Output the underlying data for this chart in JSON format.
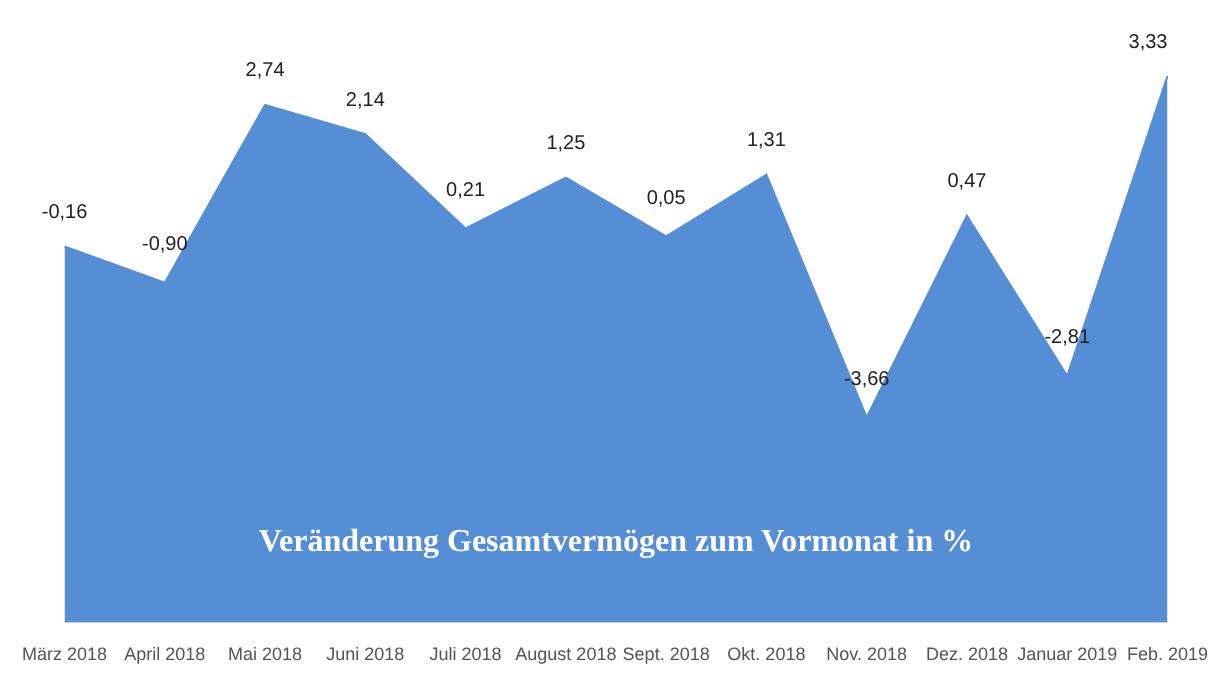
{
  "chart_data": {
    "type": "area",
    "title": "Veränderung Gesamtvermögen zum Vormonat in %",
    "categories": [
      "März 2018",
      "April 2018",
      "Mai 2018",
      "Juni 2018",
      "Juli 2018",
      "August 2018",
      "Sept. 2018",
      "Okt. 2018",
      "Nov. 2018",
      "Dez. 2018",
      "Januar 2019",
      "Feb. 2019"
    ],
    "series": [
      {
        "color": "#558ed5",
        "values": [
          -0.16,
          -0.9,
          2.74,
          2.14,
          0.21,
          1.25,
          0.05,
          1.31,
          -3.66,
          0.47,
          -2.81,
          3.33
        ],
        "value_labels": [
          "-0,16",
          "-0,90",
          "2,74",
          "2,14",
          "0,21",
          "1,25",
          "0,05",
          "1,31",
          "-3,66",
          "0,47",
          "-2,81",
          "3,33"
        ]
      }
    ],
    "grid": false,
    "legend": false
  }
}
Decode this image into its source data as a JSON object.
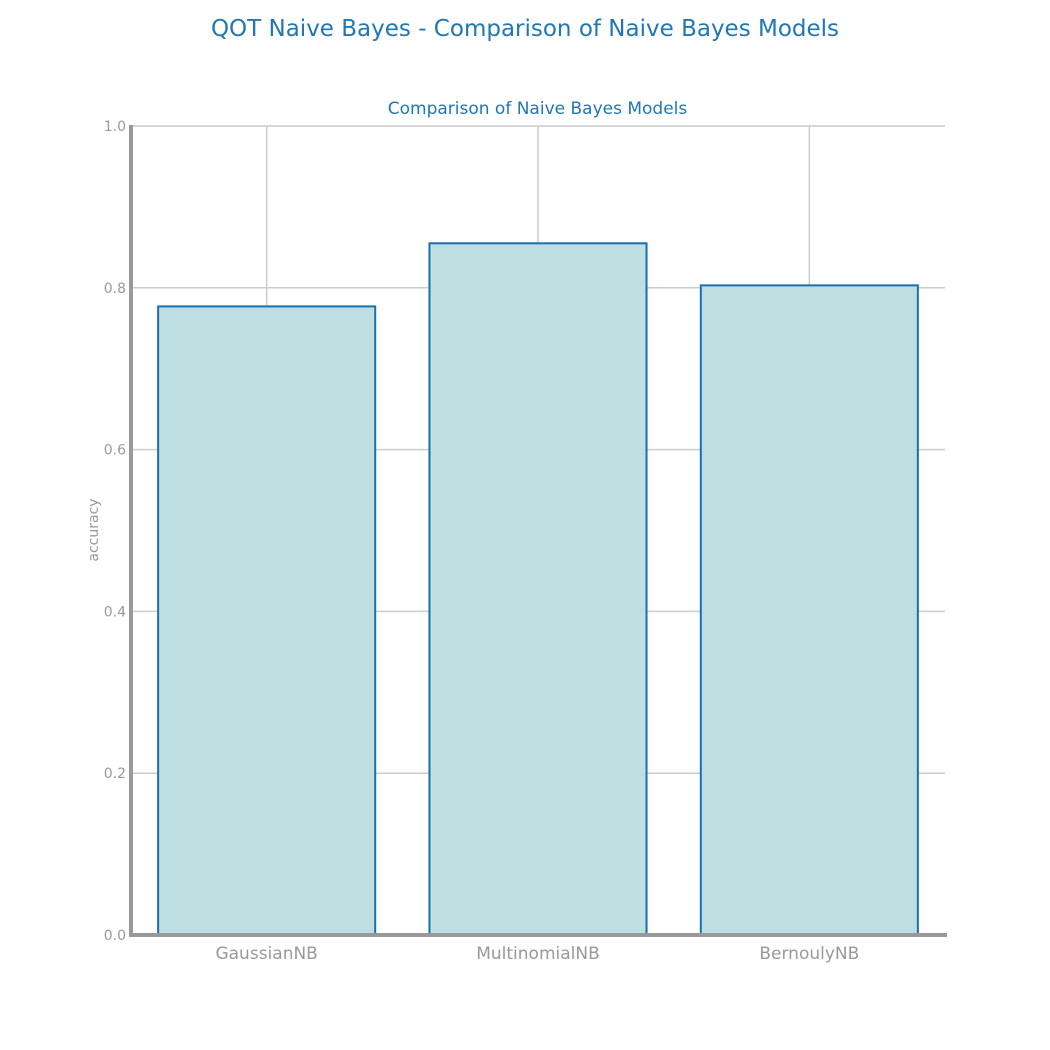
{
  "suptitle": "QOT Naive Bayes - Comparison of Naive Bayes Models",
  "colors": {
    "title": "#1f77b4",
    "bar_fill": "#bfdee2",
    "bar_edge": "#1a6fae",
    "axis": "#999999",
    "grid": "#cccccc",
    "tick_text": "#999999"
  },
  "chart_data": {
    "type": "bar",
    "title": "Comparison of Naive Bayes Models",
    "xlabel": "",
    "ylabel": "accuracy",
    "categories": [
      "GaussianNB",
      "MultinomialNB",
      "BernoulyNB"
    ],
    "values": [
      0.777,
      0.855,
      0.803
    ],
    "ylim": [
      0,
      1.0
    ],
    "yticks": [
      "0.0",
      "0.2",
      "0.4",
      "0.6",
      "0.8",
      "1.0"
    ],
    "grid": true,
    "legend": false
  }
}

§ **Written exercise**: Repeat the material above word for word, please, apart from its images.

§ **In response**:
Output the underlying data for this chart in JSON format.
{
  "chart_data": {
    "type": "area",
    "title": "Veränderung Gesamtvermögen zum Vormonat in %",
    "categories": [
      "März 2018",
      "April 2018",
      "Mai 2018",
      "Juni 2018",
      "Juli 2018",
      "August 2018",
      "Sept. 2018",
      "Okt. 2018",
      "Nov. 2018",
      "Dez. 2018",
      "Januar 2019",
      "Feb. 2019"
    ],
    "series": [
      {
        "color": "#558ed5",
        "values": [
          -0.16,
          -0.9,
          2.74,
          2.14,
          0.21,
          1.25,
          0.05,
          1.31,
          -3.66,
          0.47,
          -2.81,
          3.33
        ],
        "value_labels": [
          "-0,16",
          "-0,90",
          "2,74",
          "2,14",
          "0,21",
          "1,25",
          "0,05",
          "1,31",
          "-3,66",
          "0,47",
          "-2,81",
          "3,33"
        ]
      }
    ],
    "grid": false,
    "legend": false
  }
}
Decode this image into its source data as a JSON object.
{
  "suptitle": "QOT Naive Bayes - Comparison of Naive Bayes Models",
  "colors": {
    "title": "#1f77b4",
    "bar_fill": "#bfdee2",
    "bar_edge": "#1a6fae",
    "axis": "#999999",
    "grid": "#cccccc",
    "tick_text": "#999999"
  },
  "chart_data": {
    "type": "bar",
    "title": "Comparison of Naive Bayes Models",
    "xlabel": "",
    "ylabel": "accuracy",
    "categories": [
      "GaussianNB",
      "MultinomialNB",
      "BernoulyNB"
    ],
    "values": [
      0.777,
      0.855,
      0.803
    ],
    "ylim": [
      0,
      1.0
    ],
    "yticks": [
      "0.0",
      "0.2",
      "0.4",
      "0.6",
      "0.8",
      "1.0"
    ],
    "grid": true,
    "legend": false
  }
}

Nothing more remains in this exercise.